── Entries provided
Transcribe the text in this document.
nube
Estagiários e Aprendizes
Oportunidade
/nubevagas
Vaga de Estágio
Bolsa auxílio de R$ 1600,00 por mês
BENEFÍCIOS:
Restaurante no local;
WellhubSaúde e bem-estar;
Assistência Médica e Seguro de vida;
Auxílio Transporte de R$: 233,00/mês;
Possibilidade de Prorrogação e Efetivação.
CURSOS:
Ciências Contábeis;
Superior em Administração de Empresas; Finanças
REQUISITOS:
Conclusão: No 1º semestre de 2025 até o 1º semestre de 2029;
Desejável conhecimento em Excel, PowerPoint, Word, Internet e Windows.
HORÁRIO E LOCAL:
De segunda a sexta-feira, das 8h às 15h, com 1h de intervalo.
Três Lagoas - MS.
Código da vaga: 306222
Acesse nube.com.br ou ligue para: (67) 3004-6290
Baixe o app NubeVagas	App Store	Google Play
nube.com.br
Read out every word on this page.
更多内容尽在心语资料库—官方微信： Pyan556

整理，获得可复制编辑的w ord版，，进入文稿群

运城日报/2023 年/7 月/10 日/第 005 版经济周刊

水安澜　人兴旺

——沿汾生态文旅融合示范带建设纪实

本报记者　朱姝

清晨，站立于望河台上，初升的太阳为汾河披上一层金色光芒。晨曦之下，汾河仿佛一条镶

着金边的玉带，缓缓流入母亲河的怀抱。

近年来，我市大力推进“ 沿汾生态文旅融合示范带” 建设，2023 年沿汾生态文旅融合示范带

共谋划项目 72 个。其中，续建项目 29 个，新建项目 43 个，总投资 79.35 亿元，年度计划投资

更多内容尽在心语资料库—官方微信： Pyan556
────
— Aim —
Repeat precisely the lines of the data starting at the one containing "Read out every word on this page.", last line included.

— Written response —
Read out every word on this page.
更多内容尽在心语资料库—官方微信： Pyan556

整理，获得可复制编辑的w ord版，，进入文稿群

运城日报/2023 年/7 月/10 日/第 005 版经济周刊

水安澜　人兴旺

——沿汾生态文旅融合示范带建设纪实

本报记者　朱姝

清晨，站立于望河台上，初升的太阳为汾河披上一层金色光芒。晨曦之下，汾河仿佛一条镶

着金边的玉带，缓缓流入母亲河的怀抱。

近年来，我市大力推进“ 沿汾生态文旅融合示范带” 建设，2023 年沿汾生态文旅融合示范带

共谋划项目 72 个。其中，续建项目 29 个，新建项目 43 个，总投资 79.35 亿元，年度计划投资

更多内容尽在心语资料库—官方微信： Pyan556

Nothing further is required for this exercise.